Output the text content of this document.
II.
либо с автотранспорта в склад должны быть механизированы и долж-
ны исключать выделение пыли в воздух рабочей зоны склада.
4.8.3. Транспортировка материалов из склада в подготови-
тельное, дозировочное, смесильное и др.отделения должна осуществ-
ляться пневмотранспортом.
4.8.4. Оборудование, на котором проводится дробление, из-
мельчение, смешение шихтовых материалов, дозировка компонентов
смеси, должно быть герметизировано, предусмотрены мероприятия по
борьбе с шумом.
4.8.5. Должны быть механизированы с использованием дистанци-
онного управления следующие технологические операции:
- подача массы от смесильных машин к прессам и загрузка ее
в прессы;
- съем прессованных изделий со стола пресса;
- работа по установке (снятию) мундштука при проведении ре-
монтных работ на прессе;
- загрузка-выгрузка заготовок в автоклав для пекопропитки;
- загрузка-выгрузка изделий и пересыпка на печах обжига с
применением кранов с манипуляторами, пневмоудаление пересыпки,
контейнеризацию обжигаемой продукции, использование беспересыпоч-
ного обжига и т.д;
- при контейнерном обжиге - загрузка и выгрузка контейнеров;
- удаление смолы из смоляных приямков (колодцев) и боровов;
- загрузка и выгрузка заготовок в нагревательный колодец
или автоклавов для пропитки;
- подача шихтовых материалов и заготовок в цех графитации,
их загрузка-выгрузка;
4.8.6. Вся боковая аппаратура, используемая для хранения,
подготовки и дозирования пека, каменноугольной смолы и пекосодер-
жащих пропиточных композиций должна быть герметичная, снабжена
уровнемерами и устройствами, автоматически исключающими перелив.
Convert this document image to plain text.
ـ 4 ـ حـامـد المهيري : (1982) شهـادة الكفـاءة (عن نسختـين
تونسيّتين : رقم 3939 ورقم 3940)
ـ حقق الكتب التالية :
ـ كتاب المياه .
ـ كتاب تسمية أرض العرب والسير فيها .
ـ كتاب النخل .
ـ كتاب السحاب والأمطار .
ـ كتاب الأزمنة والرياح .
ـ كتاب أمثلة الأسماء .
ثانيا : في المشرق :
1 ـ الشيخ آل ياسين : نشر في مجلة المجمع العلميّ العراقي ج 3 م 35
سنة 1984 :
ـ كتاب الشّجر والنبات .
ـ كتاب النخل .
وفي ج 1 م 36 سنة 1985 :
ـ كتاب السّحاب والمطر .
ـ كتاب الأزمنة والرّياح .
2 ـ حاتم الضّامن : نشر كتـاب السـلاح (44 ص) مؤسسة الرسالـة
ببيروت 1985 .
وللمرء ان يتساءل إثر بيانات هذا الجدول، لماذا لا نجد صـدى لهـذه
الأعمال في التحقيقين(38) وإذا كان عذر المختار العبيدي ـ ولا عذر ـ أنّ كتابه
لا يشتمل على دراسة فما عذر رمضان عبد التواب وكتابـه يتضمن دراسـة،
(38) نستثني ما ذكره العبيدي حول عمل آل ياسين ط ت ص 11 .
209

──────

What you are asked to do
Output the complete data exactly as written.

Answer
Output the text content of this document.
II.
либо с автотранспорта в склад должны быть механизированы и долж-
ны исключать выделение пыли в воздух рабочей зоны склада.
4.8.3. Транспортировка материалов из склада в подготови-
тельное, дозировочное, смесильное и др.отделения должна осуществ-
ляться пневмотранспортом.
4.8.4. Оборудование, на котором проводится дробление, из-
мельчение, смешение шихтовых материалов, дозировка компонентов
смеси, должно быть герметизировано, предусмотрены мероприятия по
борьбе с шумом.
4.8.5. Должны быть механизированы с использованием дистанци-
онного управления следующие технологические операции:
- подача массы от смесильных машин к прессам и загрузка ее
в прессы;
- съем прессованных изделий со стола пресса;
- работа по установке (снятию) мундштука при проведении ре-
монтных работ на прессе;
- загрузка-выгрузка заготовок в автоклав для пекопропитки;
- загрузка-выгрузка изделий и пересыпка на печах обжига с
применением кранов с манипуляторами, пневмоудаление пересыпки,
контейнеризацию обжигаемой продукции, использование беспересыпоч-
ного обжига и т.д;
- при контейнерном обжиге - загрузка и выгрузка контейнеров;
- удаление смолы из смоляных приямков (колодцев) и боровов;
- загрузка и выгрузка заготовок в нагревательный колодец
или автоклавов для пропитки;
- подача шихтовых материалов и заготовок в цех графитации,
их загрузка-выгрузка;
4.8.6. Вся боковая аппаратура, используемая для хранения,
подготовки и дозирования пека, каменноугольной смолы и пекосодер-
жащих пропиточных композиций должна быть герметичная, снабжена
уровнемерами и устройствами, автоматически исключающими перелив.
Convert this document image to plain text.
ـ 4 ـ حـامـد المهيري : (1982) شهـادة الكفـاءة (عن نسختـين
تونسيّتين : رقم 3939 ورقم 3940)
ـ حقق الكتب التالية :
ـ كتاب المياه .
ـ كتاب تسمية أرض العرب والسير فيها .
ـ كتاب النخل .
ـ كتاب السحاب والأمطار .
ـ كتاب الأزمنة والرياح .
ـ كتاب أمثلة الأسماء .
ثانيا : في المشرق :
1 ـ الشيخ آل ياسين : نشر في مجلة المجمع العلميّ العراقي ج 3 م 35
سنة 1984 :
ـ كتاب الشّجر والنبات .
ـ كتاب النخل .
وفي ج 1 م 36 سنة 1985 :
ـ كتاب السّحاب والمطر .
ـ كتاب الأزمنة والرّياح .
2 ـ حاتم الضّامن : نشر كتـاب السـلاح (44 ص) مؤسسة الرسالـة
ببيروت 1985 .
وللمرء ان يتساءل إثر بيانات هذا الجدول، لماذا لا نجد صـدى لهـذه
الأعمال في التحقيقين(38) وإذا كان عذر المختار العبيدي ـ ولا عذر ـ أنّ كتابه
لا يشتمل على دراسة فما عذر رمضان عبد التواب وكتابـه يتضمن دراسـة،
(38) نستثني ما ذكره العبيدي حول عمل آل ياسين ط ت ص 11 .
209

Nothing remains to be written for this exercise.